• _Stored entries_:
--- BEGIN ---
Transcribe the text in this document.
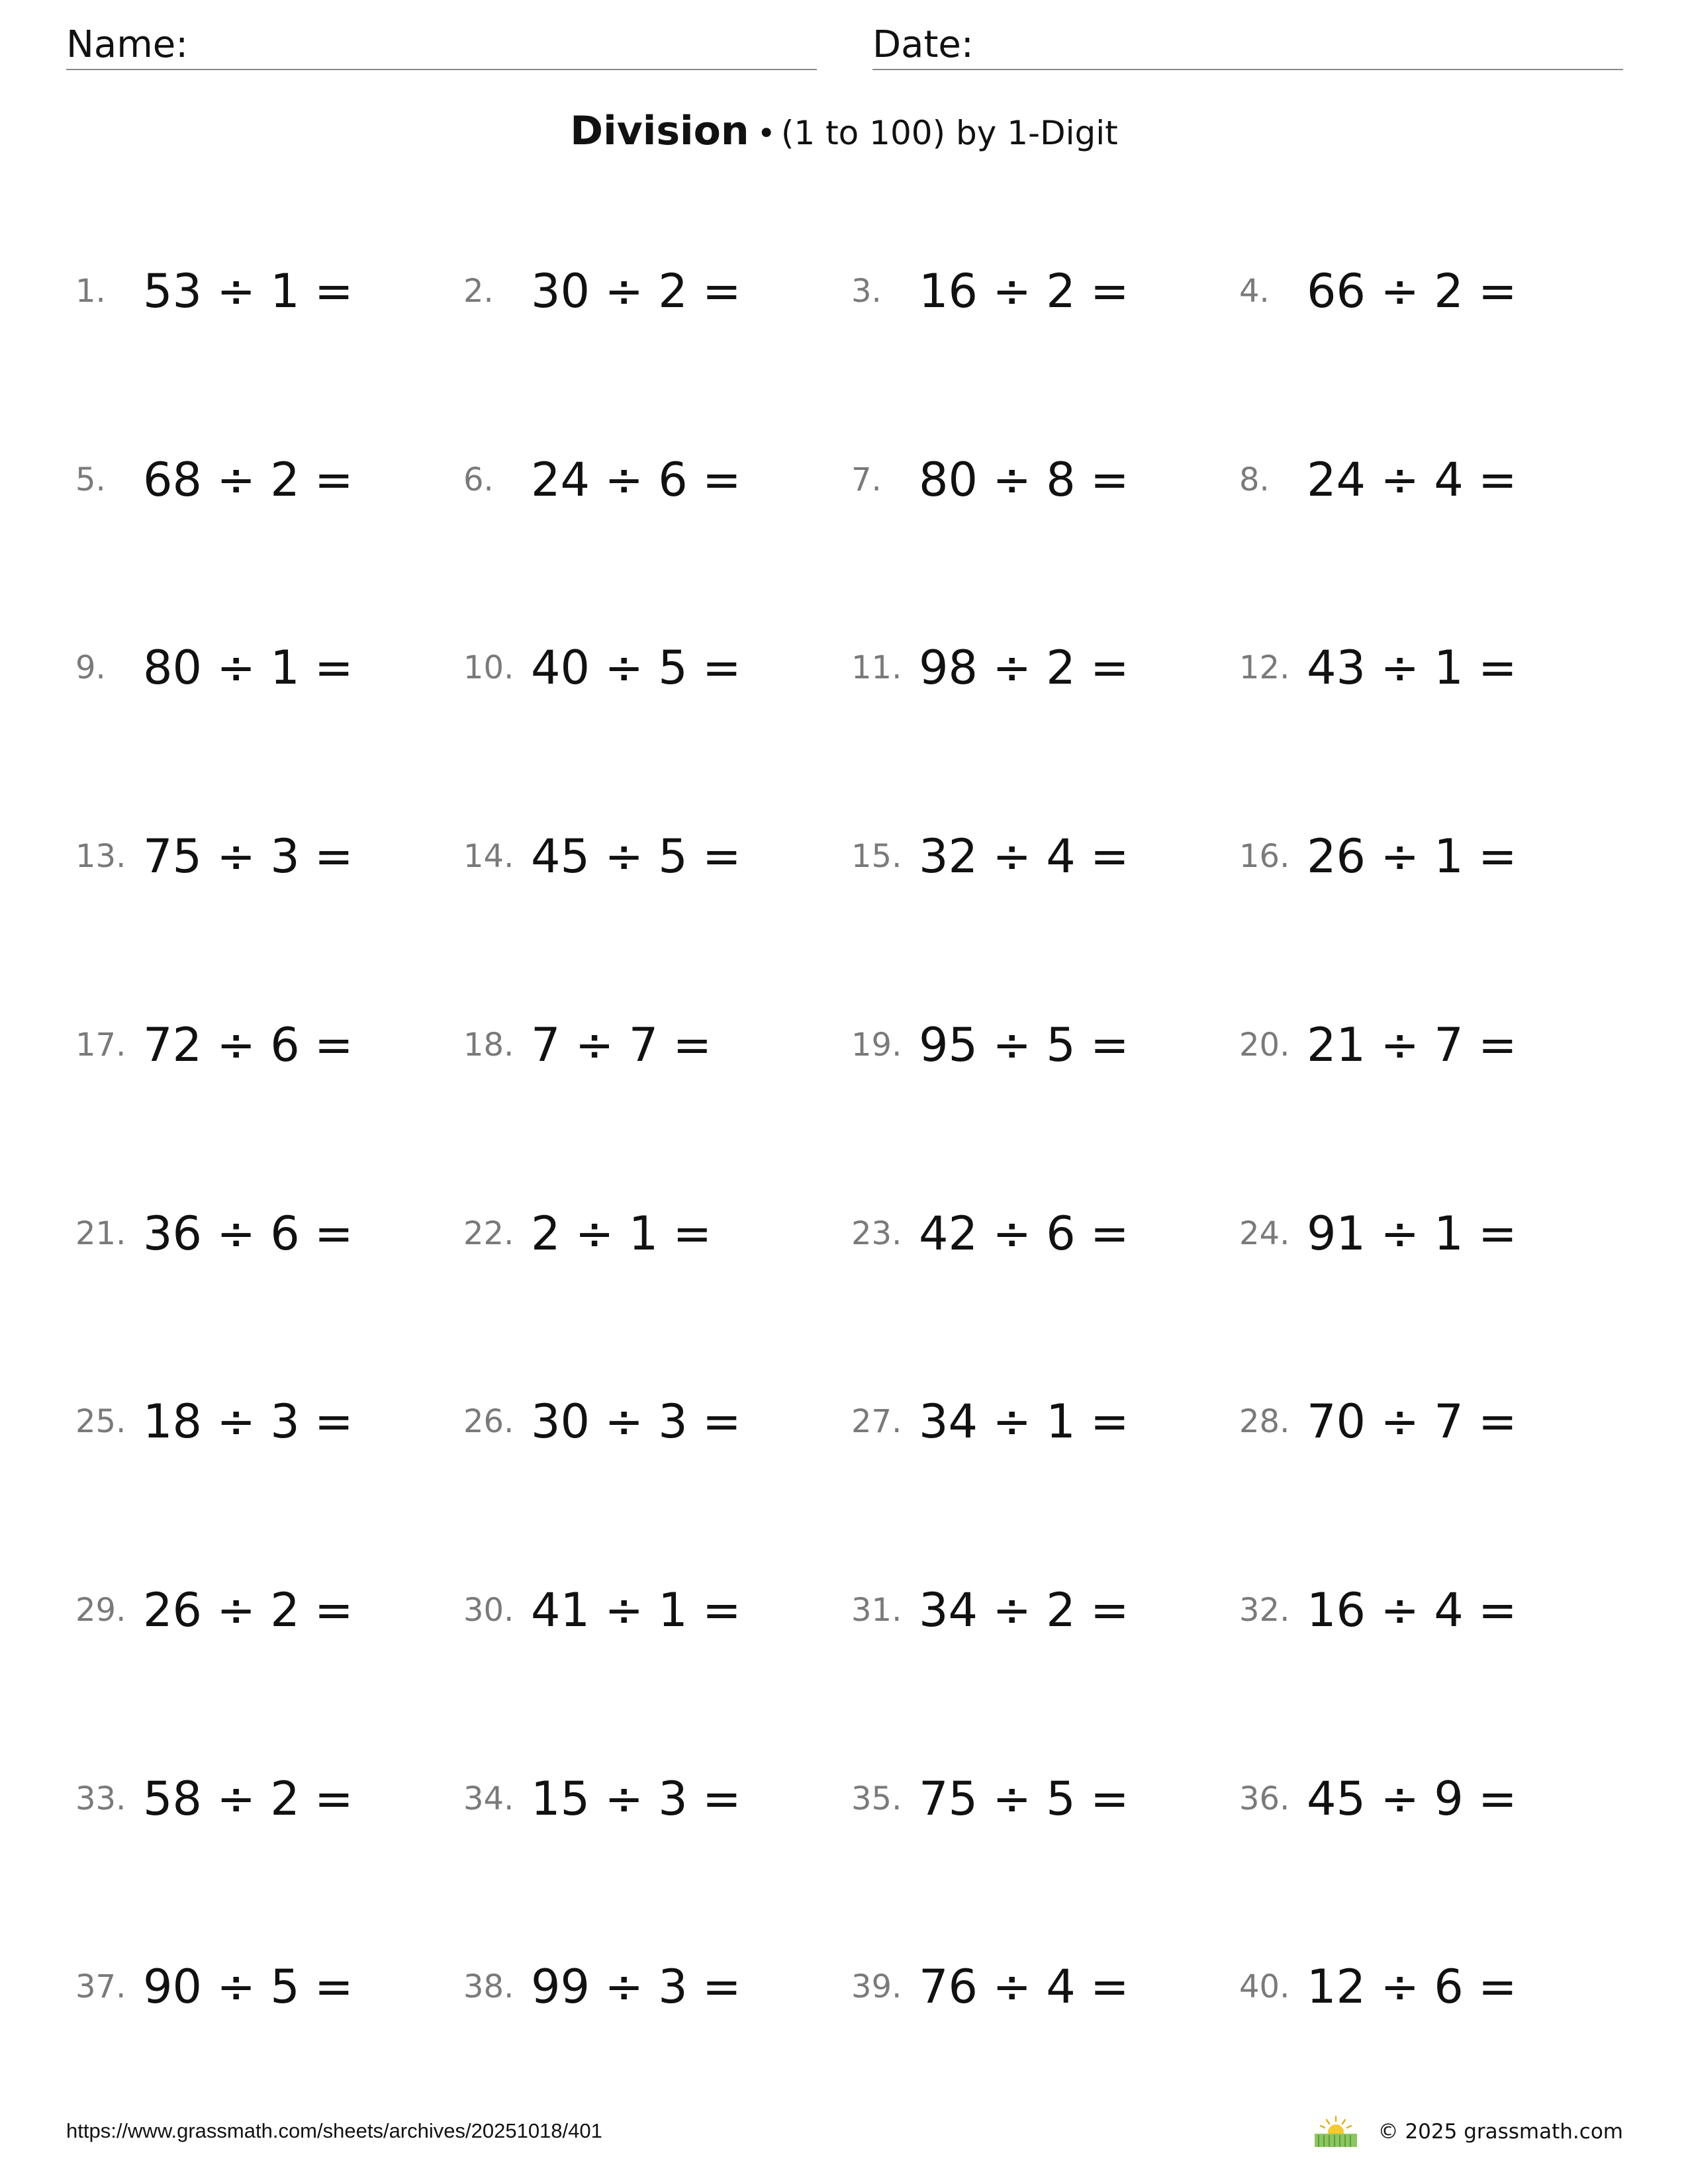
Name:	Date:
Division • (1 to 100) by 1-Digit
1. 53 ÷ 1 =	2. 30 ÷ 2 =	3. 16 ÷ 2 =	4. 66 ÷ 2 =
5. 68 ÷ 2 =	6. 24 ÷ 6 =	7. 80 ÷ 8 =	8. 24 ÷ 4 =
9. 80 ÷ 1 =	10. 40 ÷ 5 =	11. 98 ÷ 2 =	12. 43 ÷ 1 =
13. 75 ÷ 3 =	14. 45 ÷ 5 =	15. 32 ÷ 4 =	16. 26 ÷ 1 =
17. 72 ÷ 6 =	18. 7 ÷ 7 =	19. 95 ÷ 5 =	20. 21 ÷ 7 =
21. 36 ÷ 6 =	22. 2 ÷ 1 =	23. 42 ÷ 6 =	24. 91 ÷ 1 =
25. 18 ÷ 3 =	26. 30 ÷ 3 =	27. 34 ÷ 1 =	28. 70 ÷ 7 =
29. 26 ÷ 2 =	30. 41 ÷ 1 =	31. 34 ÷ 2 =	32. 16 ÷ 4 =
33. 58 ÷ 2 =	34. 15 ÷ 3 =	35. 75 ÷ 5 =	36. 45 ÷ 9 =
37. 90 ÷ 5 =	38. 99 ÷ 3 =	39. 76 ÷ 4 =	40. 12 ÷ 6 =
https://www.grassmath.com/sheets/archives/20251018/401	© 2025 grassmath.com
--- END ---
• _REQUIRED TASK_: Without the pictures, restate all of the entries above verbatim.

• _OUTPUT OF THE TASK_:
Transcribe the text in this document.
Name:	Date:
Division • (1 to 100) by 1-Digit
1. 53 ÷ 1 =	2. 30 ÷ 2 =	3. 16 ÷ 2 =	4. 66 ÷ 2 =
5. 68 ÷ 2 =	6. 24 ÷ 6 =	7. 80 ÷ 8 =	8. 24 ÷ 4 =
9. 80 ÷ 1 =	10. 40 ÷ 5 =	11. 98 ÷ 2 =	12. 43 ÷ 1 =
13. 75 ÷ 3 =	14. 45 ÷ 5 =	15. 32 ÷ 4 =	16. 26 ÷ 1 =
17. 72 ÷ 6 =	18. 7 ÷ 7 =	19. 95 ÷ 5 =	20. 21 ÷ 7 =
21. 36 ÷ 6 =	22. 2 ÷ 1 =	23. 42 ÷ 6 =	24. 91 ÷ 1 =
25. 18 ÷ 3 =	26. 30 ÷ 3 =	27. 34 ÷ 1 =	28. 70 ÷ 7 =
29. 26 ÷ 2 =	30. 41 ÷ 1 =	31. 34 ÷ 2 =	32. 16 ÷ 4 =
33. 58 ÷ 2 =	34. 15 ÷ 3 =	35. 75 ÷ 5 =	36. 45 ÷ 9 =
37. 90 ÷ 5 =	38. 99 ÷ 3 =	39. 76 ÷ 4 =	40. 12 ÷ 6 =
https://www.grassmath.com/sheets/archives/20251018/401	© 2025 grassmath.com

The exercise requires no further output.